PROBLEM DETAILS:
Note each line of the listing that contains the string "Prediction", and copy it.

MATERIAL TO PROCESS:
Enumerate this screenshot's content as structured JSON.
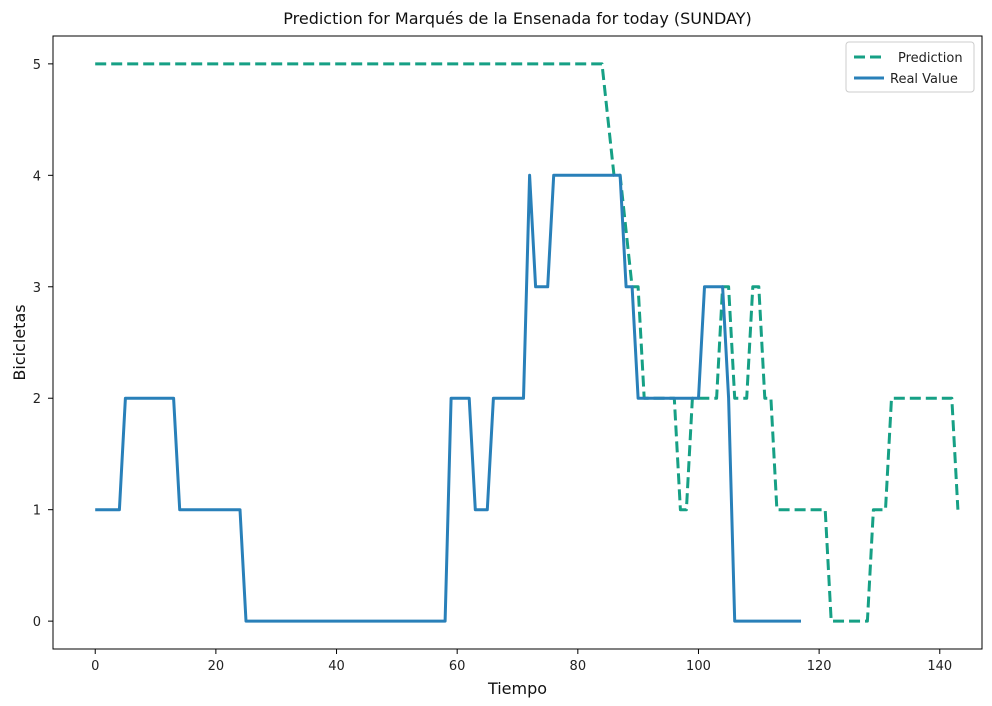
{
  "chart_data": {
    "type": "line",
    "title": "Prediction for Marqués de la Ensenada for today (SUNDAY)",
    "xlabel": "Tiempo",
    "ylabel": "Bicicletas",
    "xlim": [
      -7,
      147
    ],
    "ylim": [
      -0.25,
      5.25
    ],
    "xticks": [
      0,
      20,
      40,
      60,
      80,
      100,
      120,
      140
    ],
    "yticks": [
      0,
      1,
      2,
      3,
      4,
      5
    ],
    "grid": false,
    "legend_position": "top-right",
    "series": [
      {
        "name": "Prediction",
        "style": "dashed",
        "color": "#16a085",
        "x": [
          0,
          84,
          85,
          86,
          87,
          88,
          89,
          90,
          91,
          95,
          96,
          97,
          98,
          99,
          100,
          101,
          102,
          103,
          104,
          105,
          106,
          107,
          108,
          109,
          110,
          111,
          112,
          113,
          120,
          121,
          122,
          127,
          128,
          129,
          130,
          131,
          132,
          138,
          139,
          140,
          141,
          142,
          143
        ],
        "y": [
          5,
          5,
          4.5,
          4,
          4,
          3.5,
          3,
          3,
          2,
          2,
          2,
          1,
          1,
          2,
          2,
          2,
          2,
          2,
          3,
          3,
          2,
          2,
          2,
          3,
          3,
          2,
          2,
          1,
          1,
          1,
          0,
          0,
          0,
          1,
          1,
          1,
          2,
          2,
          2,
          2,
          2,
          2,
          1
        ]
      },
      {
        "name": "Real Value",
        "style": "solid",
        "color": "#2980b9",
        "x": [
          0,
          4,
          5,
          13,
          14,
          24,
          25,
          58,
          59,
          62,
          63,
          65,
          66,
          71,
          72,
          73,
          75,
          76,
          87,
          88,
          89,
          90,
          91,
          99,
          100,
          101,
          104,
          105,
          106,
          107,
          117
        ],
        "y": [
          1,
          1,
          2,
          2,
          1,
          1,
          0,
          0,
          2,
          2,
          1,
          1,
          2,
          2,
          4,
          3,
          3,
          4,
          4,
          3,
          3,
          2,
          2,
          2,
          2,
          3,
          3,
          2,
          0,
          0,
          0
        ]
      }
    ]
  }
}
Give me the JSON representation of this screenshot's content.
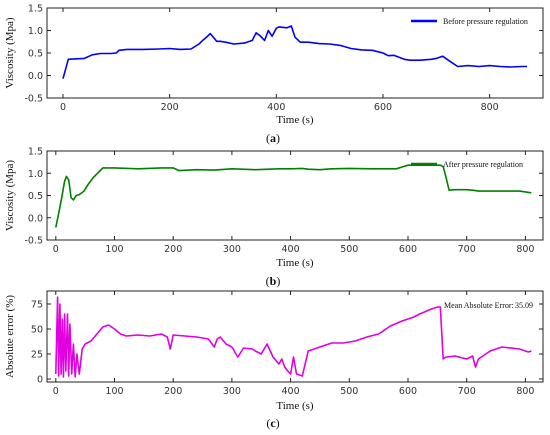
{
  "chart_data": [
    {
      "type": "line",
      "caption_letter": "a",
      "xlabel": "Time (s)",
      "ylabel": "Viscosity (Mpa)",
      "xlim": [
        -30,
        900
      ],
      "ylim": [
        -0.5,
        1.5
      ],
      "xticks": [
        0,
        200,
        400,
        600,
        800
      ],
      "yticks": [
        -0.5,
        0.0,
        0.5,
        1.0,
        1.5
      ],
      "ytick_labels": [
        "-0.5",
        "0.0",
        "0.5",
        "1.0",
        "1.5"
      ],
      "legend_position": "top-right",
      "series": [
        {
          "name": "Before pressure regulation",
          "color": "#0000ff",
          "x": [
            0,
            5,
            10,
            20,
            40,
            55,
            70,
            90,
            100,
            105,
            120,
            150,
            180,
            200,
            220,
            240,
            255,
            262,
            270,
            276,
            282,
            288,
            295,
            305,
            320,
            340,
            355,
            362,
            370,
            378,
            385,
            392,
            400,
            405,
            420,
            428,
            435,
            445,
            460,
            480,
            500,
            520,
            540,
            560,
            580,
            600,
            610,
            620,
            640,
            650,
            670,
            690,
            700,
            705,
            712,
            720,
            740,
            760,
            780,
            800,
            820,
            840,
            860,
            870
          ],
          "y": [
            -0.07,
            0.15,
            0.36,
            0.37,
            0.38,
            0.46,
            0.49,
            0.49,
            0.5,
            0.56,
            0.58,
            0.58,
            0.59,
            0.6,
            0.58,
            0.59,
            0.7,
            0.78,
            0.86,
            0.93,
            0.85,
            0.76,
            0.76,
            0.74,
            0.7,
            0.72,
            0.78,
            0.95,
            0.88,
            0.78,
            1.0,
            0.87,
            1.05,
            1.08,
            1.06,
            1.1,
            0.85,
            0.74,
            0.74,
            0.71,
            0.7,
            0.67,
            0.6,
            0.57,
            0.56,
            0.5,
            0.44,
            0.45,
            0.36,
            0.34,
            0.34,
            0.36,
            0.38,
            0.4,
            0.43,
            0.36,
            0.2,
            0.22,
            0.2,
            0.22,
            0.2,
            0.19,
            0.2,
            0.2
          ]
        }
      ]
    },
    {
      "type": "line",
      "caption_letter": "b",
      "xlabel": "Time (s)",
      "ylabel": "Viscosity (Mpa)",
      "xlim": [
        -15,
        830
      ],
      "ylim": [
        -0.5,
        1.5
      ],
      "xticks": [
        0,
        100,
        200,
        300,
        400,
        500,
        600,
        700,
        800
      ],
      "yticks": [
        -0.5,
        0.0,
        0.5,
        1.0,
        1.5
      ],
      "ytick_labels": [
        "-0.5",
        "0.0",
        "0.5",
        "1.0",
        "1.5"
      ],
      "legend_position": "top-right",
      "series": [
        {
          "name": "After pressure regulation",
          "color": "#008000",
          "x": [
            0,
            5,
            10,
            15,
            18,
            22,
            26,
            30,
            35,
            40,
            48,
            55,
            65,
            75,
            80,
            90,
            100,
            140,
            180,
            200,
            210,
            240,
            270,
            300,
            340,
            380,
            400,
            420,
            430,
            450,
            470,
            500,
            540,
            580,
            590,
            600,
            640,
            650,
            655,
            660,
            665,
            670,
            680,
            700,
            710,
            720,
            760,
            790,
            810
          ],
          "y": [
            -0.22,
            0.1,
            0.45,
            0.82,
            0.93,
            0.85,
            0.45,
            0.4,
            0.5,
            0.52,
            0.6,
            0.75,
            0.92,
            1.05,
            1.12,
            1.12,
            1.12,
            1.1,
            1.12,
            1.12,
            1.06,
            1.08,
            1.07,
            1.1,
            1.08,
            1.1,
            1.1,
            1.11,
            1.09,
            1.08,
            1.1,
            1.11,
            1.1,
            1.1,
            1.14,
            1.18,
            1.18,
            1.18,
            1.18,
            1.15,
            0.9,
            0.62,
            0.63,
            0.63,
            0.62,
            0.6,
            0.6,
            0.6,
            0.56
          ]
        }
      ]
    },
    {
      "type": "line",
      "caption_letter": "c",
      "xlabel": "Time (s)",
      "ylabel": "Absolute error (%)",
      "xlim": [
        -15,
        830
      ],
      "ylim": [
        -3,
        88
      ],
      "xticks": [
        0,
        100,
        200,
        300,
        400,
        500,
        600,
        700,
        800
      ],
      "yticks": [
        0,
        25,
        50,
        75
      ],
      "ytick_labels": [
        "0",
        "25",
        "50",
        "75"
      ],
      "annotation_label": "Mean Absolute Error:",
      "annotation_value": "35.09",
      "series": [
        {
          "name": "",
          "color": "#e000e0",
          "x": [
            0,
            3,
            5,
            7,
            9,
            11,
            13,
            15,
            17,
            20,
            22,
            24,
            27,
            30,
            33,
            36,
            40,
            45,
            50,
            60,
            70,
            80,
            90,
            100,
            110,
            120,
            140,
            160,
            180,
            190,
            195,
            200,
            220,
            240,
            260,
            270,
            275,
            280,
            290,
            300,
            310,
            320,
            335,
            340,
            350,
            360,
            370,
            380,
            385,
            390,
            395,
            400,
            405,
            410,
            420,
            430,
            440,
            450,
            470,
            490,
            510,
            530,
            550,
            570,
            590,
            610,
            620,
            640,
            650,
            655,
            660,
            665,
            680,
            700,
            710,
            715,
            720,
            740,
            760,
            790,
            800,
            805,
            810
          ],
          "y": [
            5,
            82,
            3,
            75,
            5,
            60,
            2,
            65,
            8,
            65,
            3,
            55,
            5,
            35,
            2,
            25,
            5,
            30,
            35,
            38,
            45,
            52,
            54,
            50,
            45,
            43,
            44,
            43,
            45,
            42,
            30,
            44,
            43,
            42,
            40,
            32,
            40,
            42,
            35,
            32,
            22,
            31,
            30,
            28,
            25,
            35,
            22,
            15,
            20,
            12,
            8,
            5,
            22,
            5,
            3,
            28,
            30,
            32,
            36,
            36,
            38,
            42,
            45,
            53,
            58,
            62,
            65,
            70,
            72,
            72,
            20,
            22,
            23,
            20,
            23,
            12,
            20,
            28,
            32,
            30,
            28,
            27,
            28
          ]
        }
      ]
    }
  ]
}
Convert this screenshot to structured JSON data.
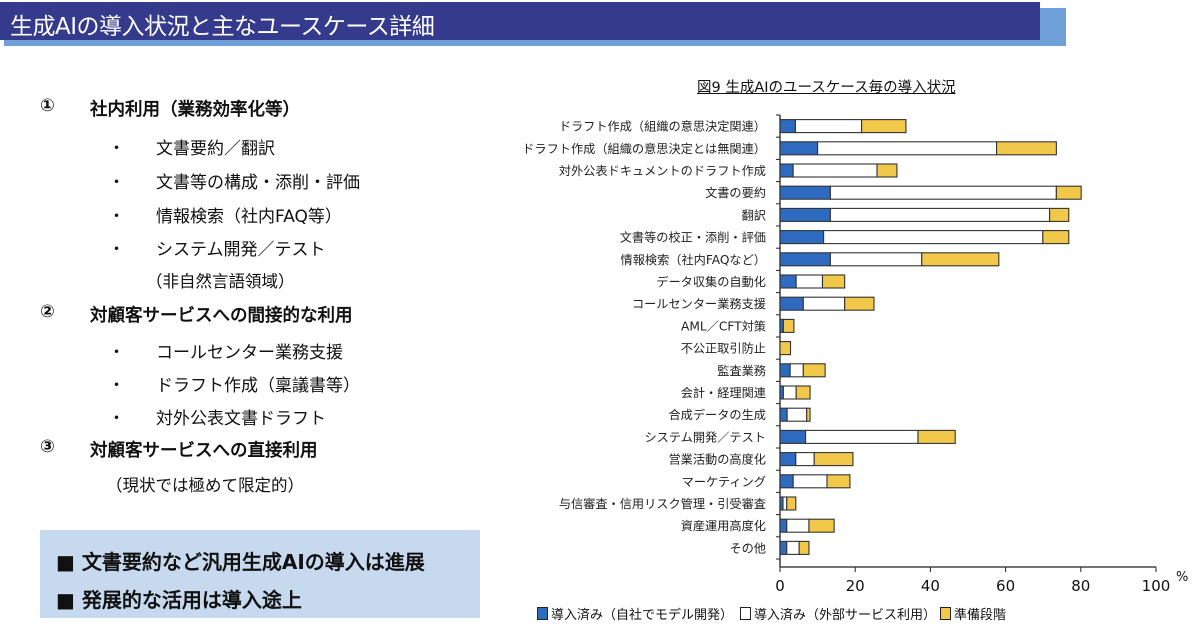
{
  "header": {
    "title": "生成AIの導入状況と主なユースケース詳細",
    "colors": {
      "bar": "#353A8C",
      "shadow": "#6FA0D8"
    }
  },
  "sections": [
    {
      "number": "①",
      "label": "社内利用（業務効率化等）",
      "items": [
        "文書要約／翻訳",
        "文書等の構成・添削・評価",
        "情報検索（社内FAQ等）",
        "システム開発／テスト"
      ],
      "note": "（非自然言語領域）"
    },
    {
      "number": "②",
      "label": "対顧客サービスへの間接的な利用",
      "items": [
        "コールセンター業務支援",
        "ドラフト作成（稟議書等）",
        "対外公表文書ドラフト"
      ]
    },
    {
      "number": "③",
      "label": "対顧客サービスへの直接利用",
      "items": [],
      "note": "（現状では極めて限定的）"
    }
  ],
  "bullet_char": "・",
  "callout": {
    "lines": [
      "■ 文書要約など汎用生成AIの導入は進展",
      "■ 発展的な活用は導入途上"
    ],
    "color": "#C6D9EE"
  },
  "chart_data": {
    "type": "bar",
    "orientation": "horizontal",
    "stacked": true,
    "title": "図9  生成AIのユースケース毎の導入状況",
    "xlabel": "%",
    "ylabel": "",
    "xlim": [
      0,
      100
    ],
    "xticks": [
      0,
      20,
      40,
      60,
      80,
      100
    ],
    "grid": false,
    "legend_position": "bottom",
    "categories": [
      "ドラフト作成（組織の意思決定関連）",
      "ドラフト作成（組織の意思決定とは無関連）",
      "対外公表ドキュメントのドラフト作成",
      "文書の要約",
      "翻訳",
      "文書等の校正・添削・評価",
      "情報検索（社内FAQなど）",
      "データ収集の自動化",
      "コールセンター業務支援",
      "AML／CFT対策",
      "不公正取引防止",
      "監査業務",
      "会計・経理関連",
      "合成データの生成",
      "システム開発／テスト",
      "営業活動の高度化",
      "マーケティング",
      "与信審査・信用リスク管理・引受審査",
      "資産運用高度化",
      "その他"
    ],
    "series": [
      {
        "name": "導入済み（自社でモデル開発）",
        "color": "#2E6BC0",
        "values": [
          4.1,
          10.0,
          3.5,
          13.4,
          13.4,
          11.6,
          13.4,
          4.3,
          6.2,
          0.9,
          0.0,
          2.7,
          0.9,
          1.9,
          6.8,
          4.2,
          3.5,
          0.8,
          1.8,
          1.8
        ]
      },
      {
        "name": "導入済み（外部サービス利用）",
        "color": "#FFFFFF",
        "values": [
          17.6,
          47.6,
          22.3,
          60.1,
          58.3,
          58.3,
          24.3,
          7.0,
          11.0,
          0.0,
          0.0,
          3.5,
          3.4,
          5.2,
          29.9,
          4.9,
          9.0,
          1.0,
          5.9,
          3.3
        ]
      },
      {
        "name": "準備段階",
        "color": "#F2C84B",
        "values": [
          11.8,
          15.9,
          5.3,
          6.6,
          5.1,
          6.9,
          20.5,
          5.9,
          7.8,
          2.8,
          2.8,
          5.8,
          3.7,
          0.9,
          9.9,
          10.3,
          6.1,
          2.4,
          6.7,
          2.6
        ]
      }
    ]
  }
}
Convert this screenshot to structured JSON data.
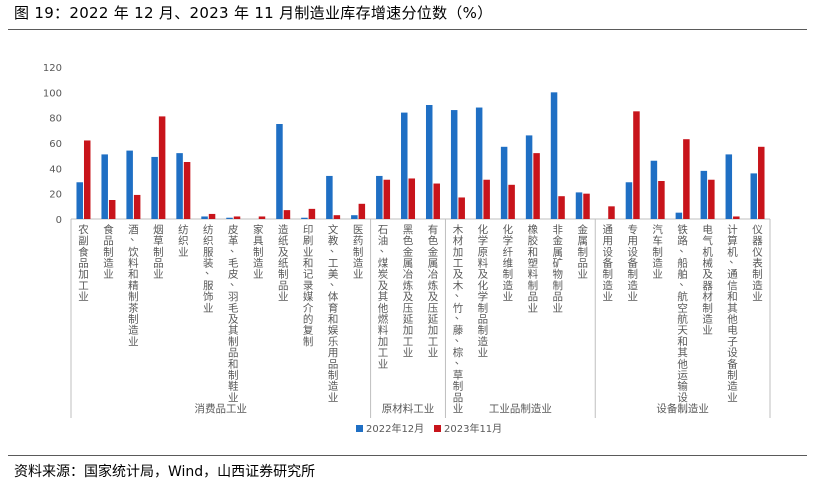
{
  "figure_title": "图 19：2022 年 12 月、2023 年 11 月制造业库存增速分位数（%）",
  "source": "资料来源：国家统计局，Wind，山西证券研究所",
  "colors": {
    "series_2022_12": "#1f6fc4",
    "series_2023_11": "#c8141b",
    "axis": "#bfbfbf",
    "text": "#595959"
  },
  "chart_data": {
    "type": "bar",
    "title": "",
    "xlabel": "",
    "ylabel": "",
    "ylim": [
      0,
      120
    ],
    "yticks": [
      0,
      20,
      40,
      60,
      80,
      100,
      120
    ],
    "grid": false,
    "legend_position": "bottom",
    "categories": [
      "农副食品加工业",
      "食品制造业",
      "酒、饮料和精制茶制造业",
      "烟草制品业",
      "纺织业",
      "纺织服装、服饰业",
      "皮革、毛皮、羽毛及其制品和制鞋业",
      "家具制造业",
      "造纸及纸制品业",
      "印刷业和记录媒介的复制",
      "文教、工美、体育和娱乐用品制造业",
      "医药制造业",
      "石油、煤炭及其他燃料加工业",
      "黑色金属冶炼及压延加工业",
      "有色金属冶炼及压延加工业",
      "木材加工及木、竹、藤、棕、草制品业",
      "化学原料及化学制品制造业",
      "化学纤维制造业",
      "橡胶和塑料制品业",
      "非金属矿物制品业",
      "金属制品业",
      "通用设备制造业",
      "专用设备制造业",
      "汽车制造业",
      "铁路、船舶、航空航天和其他运输设…",
      "电气机械及器材制造业",
      "计算机、通信和其他电子设备制造业",
      "仪器仪表制造业"
    ],
    "groups": [
      {
        "name": "消费品工业",
        "count": 12
      },
      {
        "name": "原材料工业",
        "count": 3
      },
      {
        "name": "工业品制造业",
        "count": 6
      },
      {
        "name": "设备制造业",
        "count": 7
      }
    ],
    "series": [
      {
        "name": "2022年12月",
        "values": [
          29,
          51,
          54,
          49,
          52,
          2,
          1,
          0,
          75,
          1,
          34,
          3,
          34,
          84,
          90,
          86,
          88,
          57,
          66,
          100,
          21,
          0,
          29,
          46,
          5,
          38,
          51,
          36
        ]
      },
      {
        "name": "2023年11月",
        "values": [
          62,
          15,
          19,
          81,
          45,
          4,
          2,
          2,
          7,
          8,
          3,
          12,
          31,
          32,
          28,
          17,
          31,
          27,
          52,
          18,
          20,
          10,
          85,
          30,
          63,
          31,
          2,
          57
        ]
      }
    ]
  }
}
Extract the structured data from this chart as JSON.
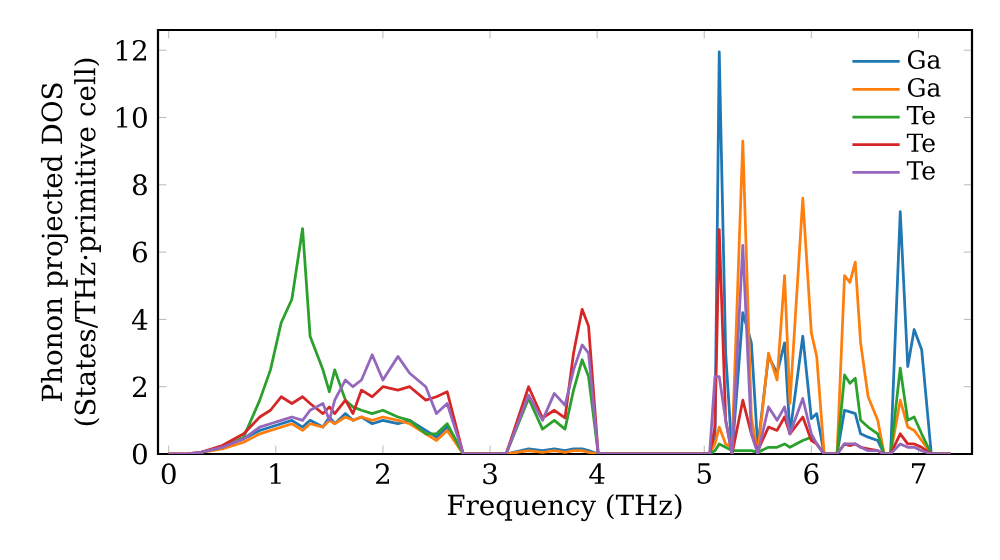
{
  "chart_data": {
    "type": "line",
    "xlabel": "Frequency (THz)",
    "ylabel": "Phonon projected DOS (States/THz·primitive cell)",
    "xlim": [
      -0.1,
      7.5
    ],
    "ylim": [
      0,
      12.6
    ],
    "xticks": [
      0,
      1,
      2,
      3,
      4,
      5,
      6,
      7
    ],
    "yticks": [
      0,
      2,
      4,
      6,
      8,
      10,
      12
    ],
    "grid": false,
    "legend": "top right",
    "marker": "none",
    "line_style": "solid",
    "x": [
      0,
      0.15,
      0.3,
      0.5,
      0.7,
      0.85,
      0.95,
      1.05,
      1.15,
      1.25,
      1.32,
      1.44,
      1.5,
      1.55,
      1.65,
      1.72,
      1.8,
      1.9,
      2.0,
      2.14,
      2.25,
      2.4,
      2.5,
      2.6,
      2.75,
      3.15,
      3.36,
      3.49,
      3.6,
      3.7,
      3.78,
      3.86,
      3.92,
      4.01,
      5.05,
      5.1,
      5.14,
      5.2,
      5.26,
      5.36,
      5.44,
      5.5,
      5.6,
      5.68,
      5.75,
      5.8,
      5.92,
      6.0,
      6.05,
      6.12,
      6.24,
      6.31,
      6.36,
      6.41,
      6.46,
      6.53,
      6.62,
      6.68,
      6.74,
      6.83,
      6.9,
      6.96,
      7.03,
      7.12,
      7.3
    ],
    "series": [
      {
        "name": "Ga",
        "color": "#1f77b4",
        "values": [
          null,
          null,
          null,
          0.2,
          0.45,
          0.7,
          0.8,
          0.9,
          1.0,
          0.8,
          1.0,
          0.8,
          1.1,
          0.9,
          1.2,
          1.0,
          1.1,
          0.9,
          1.0,
          0.9,
          1.0,
          0.7,
          0.5,
          0.8,
          0,
          0,
          0.15,
          0.1,
          0.15,
          0.1,
          0.15,
          0.15,
          0.1,
          0,
          0,
          0.5,
          11.95,
          3.0,
          0,
          4.2,
          3.3,
          0.2,
          2.9,
          2.4,
          3.3,
          0.6,
          3.5,
          1.05,
          1.2,
          0,
          0,
          1.3,
          1.25,
          1.2,
          0.6,
          0.5,
          0.4,
          0,
          0,
          7.2,
          2.6,
          3.7,
          3.1,
          0,
          0
        ]
      },
      {
        "name": "Ga",
        "color": "#ff7f0e",
        "values": [
          0,
          0,
          0.05,
          0.15,
          0.35,
          0.6,
          0.7,
          0.8,
          0.9,
          0.7,
          0.9,
          0.8,
          1.0,
          0.9,
          1.1,
          1.0,
          1.1,
          1.0,
          1.1,
          1.0,
          0.9,
          0.6,
          0.4,
          0.7,
          0,
          0,
          0.1,
          0.05,
          0.1,
          0.05,
          0.1,
          0.1,
          0.05,
          0,
          0,
          0.3,
          0.8,
          0.3,
          0.2,
          9.3,
          1.1,
          0,
          3.0,
          2.2,
          5.3,
          1.5,
          7.6,
          3.6,
          2.9,
          0,
          0,
          5.3,
          5.1,
          5.7,
          3.3,
          1.7,
          1.0,
          0,
          0,
          1.6,
          0.8,
          0.7,
          0.4,
          0,
          0
        ]
      },
      {
        "name": "Te",
        "color": "#2ca02c",
        "values": [
          null,
          null,
          0.05,
          0.2,
          0.5,
          1.6,
          2.5,
          3.9,
          4.6,
          6.7,
          3.5,
          2.5,
          1.85,
          2.5,
          1.6,
          1.4,
          1.3,
          1.2,
          1.3,
          1.1,
          1.0,
          0.6,
          0.6,
          0.9,
          0,
          0,
          1.65,
          0.74,
          1.0,
          0.74,
          1.9,
          2.8,
          2.3,
          0,
          0,
          0.1,
          0.3,
          0.2,
          0.1,
          0.1,
          0.1,
          0.05,
          0.2,
          0.2,
          0.3,
          0.2,
          0.4,
          0.5,
          0.3,
          0,
          0,
          2.35,
          2.1,
          2.25,
          1.0,
          0.8,
          0.6,
          0,
          0,
          2.55,
          1.0,
          1.1,
          0.6,
          0,
          0
        ]
      },
      {
        "name": "Te",
        "color": "#d62728",
        "values": [
          0,
          0,
          0.05,
          0.25,
          0.6,
          1.1,
          1.3,
          1.7,
          1.5,
          1.7,
          1.5,
          1.2,
          1.4,
          1.2,
          1.6,
          1.2,
          1.9,
          1.7,
          2.0,
          1.9,
          2.0,
          1.6,
          1.7,
          1.85,
          0,
          0,
          2.0,
          1.07,
          1.3,
          1.07,
          3.0,
          4.3,
          3.8,
          0,
          0,
          0.8,
          6.67,
          1.0,
          0,
          1.6,
          0.6,
          0.1,
          0.8,
          0.7,
          1.1,
          0.6,
          1.1,
          0.4,
          0.3,
          0,
          0,
          0.3,
          0.25,
          0.3,
          0.2,
          0.15,
          0.1,
          0,
          0,
          0.6,
          0.3,
          0.3,
          0.2,
          0,
          0
        ]
      },
      {
        "name": "Te",
        "color": "#9467bd",
        "values": [
          0,
          0,
          0.05,
          0.2,
          0.45,
          0.8,
          0.9,
          1.0,
          1.1,
          1.0,
          1.3,
          1.5,
          1.0,
          1.6,
          2.2,
          2.0,
          2.2,
          2.95,
          2.2,
          2.9,
          2.4,
          2.0,
          1.2,
          1.5,
          0,
          0,
          1.75,
          1.0,
          1.8,
          1.45,
          2.5,
          3.24,
          3.0,
          0,
          0,
          2.3,
          2.3,
          1.0,
          0,
          6.2,
          0.6,
          0,
          1.4,
          1.0,
          1.4,
          0.6,
          1.65,
          0.6,
          0.3,
          0,
          0,
          0.3,
          0.3,
          0.3,
          0.2,
          0.1,
          0.1,
          0,
          0,
          0.3,
          0.2,
          0.2,
          0.1,
          0,
          0
        ]
      }
    ]
  }
}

RESULT FOR THIS TASK:
    "title": "Prediction for Marqués de la Ensenada for today (SUNDAY)",
        "name": "Prediction",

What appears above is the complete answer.